# WHAT THIS TASK INVOLVES
Lay out everything in the listing from the line containing "space-node-icon xyxy=(34,376,49,391)" down to the line containing "outliner-item-label: LeftHandSpace xyxy=(53,296,152,311)" as a Markdown table with the columns Row and Line, leaving out any blank lines.

# MATERIAL TO PROCESS
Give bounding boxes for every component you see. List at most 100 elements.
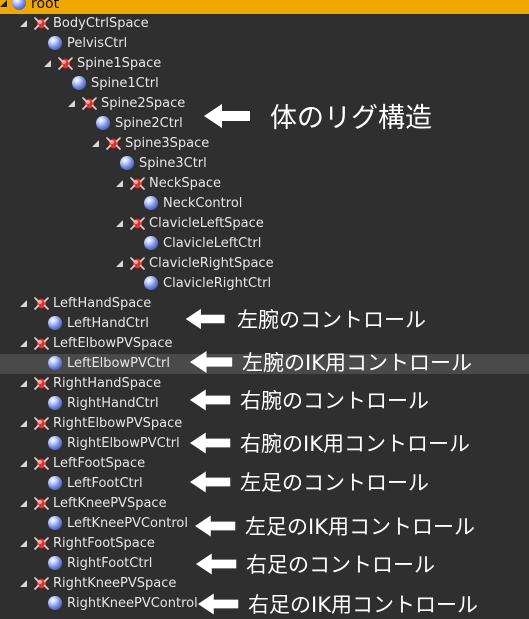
space-node-icon xyxy=(34,376,49,391)
annotation-text: 左腕のIK用コントロール xyxy=(242,351,472,375)
node-ball-icon xyxy=(48,396,62,410)
outliner-item-label: LeftElbowPVSpace xyxy=(53,336,173,351)
space-node-icon xyxy=(82,96,97,111)
space-node-icon xyxy=(106,136,121,151)
expand-toggle-icon[interactable] xyxy=(20,380,27,387)
outliner-item-label: PelvisCtrl xyxy=(67,36,128,51)
outliner-item-label: ClavicleLeftSpace xyxy=(149,216,264,231)
outliner-item-label: LeftHandSpace xyxy=(53,296,152,311)
node-ball-icon xyxy=(120,156,134,170)
expand-toggle-icon[interactable] xyxy=(116,260,123,267)
expand-toggle-icon[interactable] xyxy=(44,60,51,67)
outliner-row-body-ctrl-space[interactable]: BodyCtrlSpace xyxy=(0,14,529,34)
outliner-item-label: Spine2Space xyxy=(101,96,186,111)
expand-toggle-icon[interactable] xyxy=(92,140,99,147)
node-ball-icon xyxy=(48,356,62,370)
outliner-item-label: Spine3Space xyxy=(125,136,210,151)
annotation-callout: 右腕のIK用コントロール xyxy=(190,428,470,458)
space-node-icon xyxy=(34,416,49,431)
space-node-icon xyxy=(58,56,73,71)
arrow-left-icon xyxy=(190,471,231,493)
node-ball-icon xyxy=(48,436,62,450)
outliner-row-clavicle-right-ctrl[interactable]: ClavicleRightCtrl xyxy=(0,274,529,294)
outliner-item-label: Spine1Ctrl xyxy=(91,76,159,91)
annotation-text: 左足のIK用コントロール xyxy=(245,515,475,539)
outliner-row-spine3-space[interactable]: Spine3Space xyxy=(0,134,529,154)
outliner-item-label: RightKneePVSpace xyxy=(53,576,177,591)
expand-toggle-icon[interactable] xyxy=(20,460,27,467)
node-ball-icon xyxy=(144,236,158,250)
expand-toggle-icon[interactable] xyxy=(20,340,27,347)
outliner-row-clavicle-right-space[interactable]: ClavicleRightSpace xyxy=(0,254,529,274)
annotation-text: 右腕のIK用コントロール xyxy=(240,432,470,456)
outliner-row-pelvis-ctrl[interactable]: PelvisCtrl xyxy=(0,34,529,54)
annotation-text: 左足のコントロール xyxy=(240,471,429,495)
outliner-item-label: LeftKneePVSpace xyxy=(53,496,167,511)
outliner-item-label: ClavicleRightSpace xyxy=(149,256,274,271)
space-node-icon xyxy=(34,576,49,591)
outliner-item-label: RightHandSpace xyxy=(53,376,162,391)
node-ball-icon xyxy=(144,276,158,290)
expand-toggle-icon[interactable] xyxy=(0,0,7,7)
space-node-icon xyxy=(130,216,145,231)
outliner-item-label: LeftFootCtrl xyxy=(67,476,143,491)
outliner-item-label: RightElbowPVCtrl xyxy=(67,436,180,451)
node-ball-icon xyxy=(48,316,62,330)
outliner-item-label: RightKneePVControl xyxy=(67,596,198,611)
annotation-callout: 右足のIK用コントロール xyxy=(198,589,478,619)
space-node-icon xyxy=(34,536,49,551)
space-node-icon xyxy=(34,296,49,311)
outliner-item-label: root xyxy=(31,0,60,12)
outliner-row-clavicle-left-space[interactable]: ClavicleLeftSpace xyxy=(0,214,529,234)
expand-toggle-icon[interactable] xyxy=(20,300,27,307)
outliner-row-spine1-ctrl[interactable]: Spine1Ctrl xyxy=(0,74,529,94)
annotation-callout: 左足のIK用コントロール xyxy=(195,511,475,541)
outliner-item-label: BodyCtrlSpace xyxy=(53,16,149,31)
node-ball-icon xyxy=(48,516,62,530)
annotation-text: 右足のIK用コントロール xyxy=(248,593,478,617)
outliner-item-label: RightElbowPVSpace xyxy=(53,416,183,431)
annotation-callout: 左足のコントロール xyxy=(190,467,429,497)
arrow-left-icon xyxy=(190,389,231,411)
arrow-left-icon xyxy=(190,351,233,373)
expand-toggle-icon[interactable] xyxy=(20,500,27,507)
outliner-item-label: Spine1Space xyxy=(77,56,162,71)
arrow-left-icon xyxy=(185,308,225,330)
arrow-left-icon xyxy=(204,103,250,128)
outliner-row-spine1-space[interactable]: Spine1Space xyxy=(0,54,529,74)
annotation-callout: 右腕のコントロール xyxy=(190,385,429,415)
space-node-icon xyxy=(34,336,49,351)
outliner-item-label: Spine3Ctrl xyxy=(139,156,207,171)
outliner-row-clavicle-left-ctrl[interactable]: ClavicleLeftCtrl xyxy=(0,234,529,254)
annotation-text: 右足のコントロール xyxy=(246,553,435,577)
expand-toggle-icon[interactable] xyxy=(116,180,123,187)
node-ball-icon xyxy=(72,76,86,90)
annotation-text: 左腕のコントロール xyxy=(237,308,426,332)
outliner-item-label: NeckControl xyxy=(163,196,243,211)
expand-toggle-icon[interactable] xyxy=(68,100,75,107)
space-node-icon xyxy=(34,456,49,471)
outliner-row-spine3-ctrl[interactable]: Spine3Ctrl xyxy=(0,154,529,174)
expand-toggle-icon[interactable] xyxy=(20,540,27,547)
outliner-item-label: ClavicleRightCtrl xyxy=(163,276,272,291)
expand-toggle-icon[interactable] xyxy=(20,420,27,427)
annotation-callout: 右足のコントロール xyxy=(196,549,435,579)
arrow-left-icon xyxy=(195,515,236,537)
outliner-row-neck-space[interactable]: NeckSpace xyxy=(0,174,529,194)
outliner-row-root[interactable]: root xyxy=(0,0,529,14)
arrow-left-icon xyxy=(190,432,231,454)
expand-toggle-icon[interactable] xyxy=(20,580,27,587)
node-ball-icon xyxy=(48,556,62,570)
annotation-text: 右腕のコントロール xyxy=(240,389,429,413)
node-ball-icon xyxy=(48,476,62,490)
outliner-item-label: RightFootCtrl xyxy=(67,556,153,571)
expand-toggle-icon[interactable] xyxy=(116,220,123,227)
node-ball-icon xyxy=(12,0,26,10)
space-node-icon xyxy=(34,16,49,31)
outliner-item-label: Spine2Ctrl xyxy=(115,116,183,131)
arrow-left-icon xyxy=(198,593,239,615)
arrow-left-icon xyxy=(196,553,237,575)
annotation-callout: 体のリグ構造 xyxy=(204,96,432,135)
expand-toggle-icon[interactable] xyxy=(20,20,27,27)
outliner-row-neck-control[interactable]: NeckControl xyxy=(0,194,529,214)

# ANSWER TO THIS EXERCISE
| Row | Line |
|---|---|
| 1 | space-node-icon xyxy=(34,376,49,391) |
| 2 | annotation-text: 左腕のIK用コントロール xyxy=(242,351,472,375) |
| 3 | node-ball-icon xyxy=(48,396,62,410) |
| 4 | outliner-item-label: LeftElbowPVSpace xyxy=(53,336,173,351) |
| 5 | space-node-icon xyxy=(82,96,97,111) |
| 6 | space-node-icon xyxy=(106,136,121,151) |
| 7 | expand-toggle-icon[interactable] xyxy=(20,380,27,387) |
| 8 | outliner-item-label: PelvisCtrl xyxy=(67,36,128,51) |
| 9 | outliner-item-label: ClavicleLeftSpace xyxy=(149,216,264,231) |
| 10 | outliner-item-label: LeftHandSpace xyxy=(53,296,152,311) |